▶ _Instruction_
Extract the lines from the start of the records through the line that contains "x-axis-title: Age [Gyr]", both included, and reproduce them word for word.

[Records from a data source]

☆ ☆ ☆ ☆ ☆

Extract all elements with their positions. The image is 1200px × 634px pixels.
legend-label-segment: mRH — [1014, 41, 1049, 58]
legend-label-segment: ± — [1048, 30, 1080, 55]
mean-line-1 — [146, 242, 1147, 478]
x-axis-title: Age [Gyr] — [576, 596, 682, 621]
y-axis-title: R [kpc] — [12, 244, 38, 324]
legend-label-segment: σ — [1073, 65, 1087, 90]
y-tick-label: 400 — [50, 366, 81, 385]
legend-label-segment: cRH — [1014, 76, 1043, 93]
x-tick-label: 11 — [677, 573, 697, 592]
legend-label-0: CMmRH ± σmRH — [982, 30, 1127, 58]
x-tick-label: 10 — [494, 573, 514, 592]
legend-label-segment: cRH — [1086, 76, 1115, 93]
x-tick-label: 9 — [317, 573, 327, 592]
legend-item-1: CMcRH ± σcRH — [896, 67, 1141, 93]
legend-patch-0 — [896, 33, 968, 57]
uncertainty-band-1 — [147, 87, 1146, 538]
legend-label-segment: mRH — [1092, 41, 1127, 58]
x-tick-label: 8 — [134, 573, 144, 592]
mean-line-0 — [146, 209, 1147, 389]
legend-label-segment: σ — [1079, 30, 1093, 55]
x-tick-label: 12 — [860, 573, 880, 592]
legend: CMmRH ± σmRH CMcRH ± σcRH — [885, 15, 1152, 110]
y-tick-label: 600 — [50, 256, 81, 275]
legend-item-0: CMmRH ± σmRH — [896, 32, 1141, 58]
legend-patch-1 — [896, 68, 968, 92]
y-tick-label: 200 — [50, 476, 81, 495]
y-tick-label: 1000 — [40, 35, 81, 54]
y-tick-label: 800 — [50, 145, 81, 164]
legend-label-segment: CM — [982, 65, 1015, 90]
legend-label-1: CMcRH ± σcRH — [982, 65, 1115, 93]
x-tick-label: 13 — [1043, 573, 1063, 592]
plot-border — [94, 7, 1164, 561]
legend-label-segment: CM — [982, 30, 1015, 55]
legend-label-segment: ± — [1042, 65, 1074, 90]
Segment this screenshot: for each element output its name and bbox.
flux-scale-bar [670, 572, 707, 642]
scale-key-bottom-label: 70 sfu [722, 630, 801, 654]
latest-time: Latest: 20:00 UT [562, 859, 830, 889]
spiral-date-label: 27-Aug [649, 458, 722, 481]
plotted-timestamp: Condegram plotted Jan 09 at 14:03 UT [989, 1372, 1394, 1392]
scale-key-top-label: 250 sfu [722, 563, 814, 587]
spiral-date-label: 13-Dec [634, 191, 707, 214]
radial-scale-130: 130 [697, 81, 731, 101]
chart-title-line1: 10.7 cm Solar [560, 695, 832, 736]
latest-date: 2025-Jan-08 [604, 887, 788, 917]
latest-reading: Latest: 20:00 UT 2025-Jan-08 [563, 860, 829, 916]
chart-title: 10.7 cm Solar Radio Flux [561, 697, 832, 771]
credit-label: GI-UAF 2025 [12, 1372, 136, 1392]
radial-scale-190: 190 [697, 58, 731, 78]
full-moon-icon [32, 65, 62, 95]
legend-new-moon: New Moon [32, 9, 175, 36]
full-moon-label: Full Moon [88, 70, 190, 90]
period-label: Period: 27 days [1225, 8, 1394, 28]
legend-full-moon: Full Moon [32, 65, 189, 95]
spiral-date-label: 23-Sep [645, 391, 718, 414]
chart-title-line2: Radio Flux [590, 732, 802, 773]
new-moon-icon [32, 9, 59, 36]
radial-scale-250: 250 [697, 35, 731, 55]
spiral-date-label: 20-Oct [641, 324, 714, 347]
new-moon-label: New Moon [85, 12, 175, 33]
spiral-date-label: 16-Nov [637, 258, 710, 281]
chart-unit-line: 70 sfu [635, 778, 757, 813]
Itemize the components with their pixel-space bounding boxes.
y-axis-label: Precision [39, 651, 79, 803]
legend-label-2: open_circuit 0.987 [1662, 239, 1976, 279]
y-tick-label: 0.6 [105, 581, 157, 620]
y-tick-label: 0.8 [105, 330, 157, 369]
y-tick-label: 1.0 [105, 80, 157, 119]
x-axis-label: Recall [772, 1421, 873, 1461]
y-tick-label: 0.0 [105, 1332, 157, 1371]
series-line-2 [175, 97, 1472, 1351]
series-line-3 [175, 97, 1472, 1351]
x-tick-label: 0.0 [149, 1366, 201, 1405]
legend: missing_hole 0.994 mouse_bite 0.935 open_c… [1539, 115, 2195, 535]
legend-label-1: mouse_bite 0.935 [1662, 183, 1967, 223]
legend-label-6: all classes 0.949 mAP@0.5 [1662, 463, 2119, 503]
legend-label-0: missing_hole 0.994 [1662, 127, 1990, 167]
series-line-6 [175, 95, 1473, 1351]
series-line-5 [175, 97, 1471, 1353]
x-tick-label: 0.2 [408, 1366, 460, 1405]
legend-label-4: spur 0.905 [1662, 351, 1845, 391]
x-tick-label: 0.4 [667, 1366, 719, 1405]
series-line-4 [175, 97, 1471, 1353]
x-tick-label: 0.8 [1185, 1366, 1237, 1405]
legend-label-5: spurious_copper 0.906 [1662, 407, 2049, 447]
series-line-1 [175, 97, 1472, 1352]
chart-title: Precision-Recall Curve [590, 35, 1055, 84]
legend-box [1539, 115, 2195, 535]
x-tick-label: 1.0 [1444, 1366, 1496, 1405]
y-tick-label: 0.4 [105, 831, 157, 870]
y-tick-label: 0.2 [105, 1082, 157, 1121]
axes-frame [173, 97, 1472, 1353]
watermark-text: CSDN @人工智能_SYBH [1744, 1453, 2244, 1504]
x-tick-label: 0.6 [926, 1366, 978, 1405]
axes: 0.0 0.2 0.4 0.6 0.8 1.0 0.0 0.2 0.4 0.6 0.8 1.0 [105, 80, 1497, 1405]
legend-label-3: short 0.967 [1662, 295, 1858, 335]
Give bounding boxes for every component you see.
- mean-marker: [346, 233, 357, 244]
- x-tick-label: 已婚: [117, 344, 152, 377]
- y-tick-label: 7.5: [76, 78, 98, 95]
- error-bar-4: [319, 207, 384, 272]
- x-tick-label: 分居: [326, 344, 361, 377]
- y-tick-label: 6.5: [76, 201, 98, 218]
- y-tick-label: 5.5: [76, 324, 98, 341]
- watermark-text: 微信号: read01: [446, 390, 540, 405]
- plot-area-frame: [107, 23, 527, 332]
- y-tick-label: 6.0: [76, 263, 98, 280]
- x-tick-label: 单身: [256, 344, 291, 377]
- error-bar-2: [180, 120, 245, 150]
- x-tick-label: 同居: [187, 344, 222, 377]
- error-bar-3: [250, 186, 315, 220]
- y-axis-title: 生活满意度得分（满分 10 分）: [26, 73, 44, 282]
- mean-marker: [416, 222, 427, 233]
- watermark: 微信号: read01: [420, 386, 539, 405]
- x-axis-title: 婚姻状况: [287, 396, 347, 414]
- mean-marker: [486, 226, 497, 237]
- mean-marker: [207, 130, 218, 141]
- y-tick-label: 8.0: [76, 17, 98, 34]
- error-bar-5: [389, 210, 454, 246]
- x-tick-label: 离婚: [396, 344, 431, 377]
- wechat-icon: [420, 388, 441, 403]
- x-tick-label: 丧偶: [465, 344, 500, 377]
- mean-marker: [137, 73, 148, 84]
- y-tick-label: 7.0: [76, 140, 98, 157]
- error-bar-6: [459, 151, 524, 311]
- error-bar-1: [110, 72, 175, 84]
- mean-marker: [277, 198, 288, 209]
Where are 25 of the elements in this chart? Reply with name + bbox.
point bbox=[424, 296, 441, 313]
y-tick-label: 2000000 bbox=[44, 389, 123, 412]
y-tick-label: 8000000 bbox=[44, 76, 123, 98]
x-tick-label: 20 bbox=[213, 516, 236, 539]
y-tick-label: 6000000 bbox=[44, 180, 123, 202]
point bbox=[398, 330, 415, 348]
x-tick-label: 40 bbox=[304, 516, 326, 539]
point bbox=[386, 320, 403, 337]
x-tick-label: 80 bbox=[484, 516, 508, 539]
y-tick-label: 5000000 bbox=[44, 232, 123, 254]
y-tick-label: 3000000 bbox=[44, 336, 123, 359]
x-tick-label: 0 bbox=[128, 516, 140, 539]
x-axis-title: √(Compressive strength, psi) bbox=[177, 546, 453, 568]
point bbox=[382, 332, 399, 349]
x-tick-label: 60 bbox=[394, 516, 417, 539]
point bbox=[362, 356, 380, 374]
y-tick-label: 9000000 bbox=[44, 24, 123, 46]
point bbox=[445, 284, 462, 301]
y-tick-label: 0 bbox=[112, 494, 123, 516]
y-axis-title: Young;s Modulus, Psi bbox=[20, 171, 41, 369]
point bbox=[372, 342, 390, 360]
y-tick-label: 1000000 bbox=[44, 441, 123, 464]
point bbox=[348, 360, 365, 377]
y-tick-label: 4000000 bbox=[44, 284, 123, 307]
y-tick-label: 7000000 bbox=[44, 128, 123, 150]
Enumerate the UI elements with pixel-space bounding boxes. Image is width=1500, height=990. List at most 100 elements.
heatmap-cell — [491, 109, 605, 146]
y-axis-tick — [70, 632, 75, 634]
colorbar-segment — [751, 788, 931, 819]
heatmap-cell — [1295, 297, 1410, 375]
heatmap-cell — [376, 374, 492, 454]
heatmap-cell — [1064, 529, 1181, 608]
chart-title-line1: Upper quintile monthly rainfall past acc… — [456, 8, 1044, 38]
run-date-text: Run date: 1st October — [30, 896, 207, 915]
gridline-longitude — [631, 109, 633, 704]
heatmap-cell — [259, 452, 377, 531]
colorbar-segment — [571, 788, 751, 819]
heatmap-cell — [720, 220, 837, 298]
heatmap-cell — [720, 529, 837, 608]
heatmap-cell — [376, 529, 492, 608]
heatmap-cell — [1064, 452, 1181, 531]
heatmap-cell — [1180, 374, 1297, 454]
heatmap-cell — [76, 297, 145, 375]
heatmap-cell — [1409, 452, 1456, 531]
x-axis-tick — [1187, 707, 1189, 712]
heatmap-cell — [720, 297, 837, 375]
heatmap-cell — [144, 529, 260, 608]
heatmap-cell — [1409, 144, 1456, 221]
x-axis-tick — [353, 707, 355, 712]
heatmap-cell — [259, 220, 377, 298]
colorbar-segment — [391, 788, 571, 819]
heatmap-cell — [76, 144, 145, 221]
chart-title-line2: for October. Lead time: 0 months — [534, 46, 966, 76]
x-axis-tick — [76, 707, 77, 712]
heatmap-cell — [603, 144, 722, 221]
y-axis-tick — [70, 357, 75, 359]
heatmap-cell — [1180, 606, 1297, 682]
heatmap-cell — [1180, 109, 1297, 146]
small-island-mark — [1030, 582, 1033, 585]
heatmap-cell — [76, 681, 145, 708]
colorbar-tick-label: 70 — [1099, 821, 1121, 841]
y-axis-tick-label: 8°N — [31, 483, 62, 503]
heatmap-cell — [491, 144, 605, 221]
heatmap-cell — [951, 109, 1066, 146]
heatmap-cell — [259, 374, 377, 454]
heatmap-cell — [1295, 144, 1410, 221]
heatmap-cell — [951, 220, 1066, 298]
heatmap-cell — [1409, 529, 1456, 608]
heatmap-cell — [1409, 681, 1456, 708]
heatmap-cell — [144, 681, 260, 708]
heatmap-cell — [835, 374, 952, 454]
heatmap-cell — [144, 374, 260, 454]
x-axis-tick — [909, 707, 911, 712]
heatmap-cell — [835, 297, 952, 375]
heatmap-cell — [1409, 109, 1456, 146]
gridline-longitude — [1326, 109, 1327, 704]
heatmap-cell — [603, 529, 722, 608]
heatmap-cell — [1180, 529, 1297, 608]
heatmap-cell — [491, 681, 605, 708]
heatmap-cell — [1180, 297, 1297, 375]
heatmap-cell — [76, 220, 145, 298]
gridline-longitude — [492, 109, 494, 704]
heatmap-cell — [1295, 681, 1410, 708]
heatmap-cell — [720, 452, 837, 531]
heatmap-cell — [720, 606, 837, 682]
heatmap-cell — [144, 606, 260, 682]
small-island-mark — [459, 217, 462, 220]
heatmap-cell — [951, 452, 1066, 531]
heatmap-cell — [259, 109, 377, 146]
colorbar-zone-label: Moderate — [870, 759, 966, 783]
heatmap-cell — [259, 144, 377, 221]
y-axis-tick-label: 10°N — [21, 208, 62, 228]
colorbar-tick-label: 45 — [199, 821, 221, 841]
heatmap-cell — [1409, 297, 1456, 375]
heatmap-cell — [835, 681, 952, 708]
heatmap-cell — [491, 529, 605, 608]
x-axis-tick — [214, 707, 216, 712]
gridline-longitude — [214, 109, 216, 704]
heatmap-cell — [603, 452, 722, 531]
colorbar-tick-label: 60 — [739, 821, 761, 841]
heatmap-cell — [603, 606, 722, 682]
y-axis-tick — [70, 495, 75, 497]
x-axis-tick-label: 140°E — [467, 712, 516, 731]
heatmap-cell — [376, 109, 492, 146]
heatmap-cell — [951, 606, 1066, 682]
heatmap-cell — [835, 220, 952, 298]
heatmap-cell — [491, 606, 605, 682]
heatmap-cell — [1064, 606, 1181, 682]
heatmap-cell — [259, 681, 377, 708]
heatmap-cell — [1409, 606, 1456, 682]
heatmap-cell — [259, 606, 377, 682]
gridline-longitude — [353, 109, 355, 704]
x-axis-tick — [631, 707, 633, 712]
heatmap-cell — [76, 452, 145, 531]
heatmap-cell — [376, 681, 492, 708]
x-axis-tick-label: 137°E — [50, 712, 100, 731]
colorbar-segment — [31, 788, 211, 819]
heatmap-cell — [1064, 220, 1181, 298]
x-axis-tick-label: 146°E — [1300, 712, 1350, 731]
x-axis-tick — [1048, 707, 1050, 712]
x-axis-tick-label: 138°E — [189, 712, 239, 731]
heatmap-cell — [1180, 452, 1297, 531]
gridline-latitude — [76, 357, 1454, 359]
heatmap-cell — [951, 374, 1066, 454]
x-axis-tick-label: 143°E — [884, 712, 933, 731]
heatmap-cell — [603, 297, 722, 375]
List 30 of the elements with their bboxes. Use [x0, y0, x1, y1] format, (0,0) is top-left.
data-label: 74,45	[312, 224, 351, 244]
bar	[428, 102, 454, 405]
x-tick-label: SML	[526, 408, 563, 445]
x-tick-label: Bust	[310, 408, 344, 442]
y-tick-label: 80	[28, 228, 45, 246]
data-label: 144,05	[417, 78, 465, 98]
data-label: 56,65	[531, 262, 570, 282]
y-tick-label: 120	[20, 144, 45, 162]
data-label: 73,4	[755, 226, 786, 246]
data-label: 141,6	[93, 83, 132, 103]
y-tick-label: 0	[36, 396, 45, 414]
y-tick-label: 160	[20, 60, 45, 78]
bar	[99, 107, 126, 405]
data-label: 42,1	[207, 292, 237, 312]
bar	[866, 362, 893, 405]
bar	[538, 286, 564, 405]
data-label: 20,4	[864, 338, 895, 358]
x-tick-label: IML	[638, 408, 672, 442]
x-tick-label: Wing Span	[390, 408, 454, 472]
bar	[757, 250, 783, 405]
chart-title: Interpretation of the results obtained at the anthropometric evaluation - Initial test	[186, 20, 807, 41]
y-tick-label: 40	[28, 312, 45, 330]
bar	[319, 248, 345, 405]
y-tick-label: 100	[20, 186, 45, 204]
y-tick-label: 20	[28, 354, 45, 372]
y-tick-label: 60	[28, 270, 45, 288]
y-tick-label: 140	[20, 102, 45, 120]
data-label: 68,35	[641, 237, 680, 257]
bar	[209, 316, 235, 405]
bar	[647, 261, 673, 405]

☆ ☆ ☆ ☆ ☆

▶ _Task output_
Extract all elements with their positions. The image is 1200px × 634px pixels.
legend-label-segment: mRH — [1014, 41, 1049, 58]
legend-label-segment: ± — [1048, 30, 1080, 55]
mean-line-1 — [146, 242, 1147, 478]
x-axis-title: Age [Gyr] — [576, 596, 682, 621]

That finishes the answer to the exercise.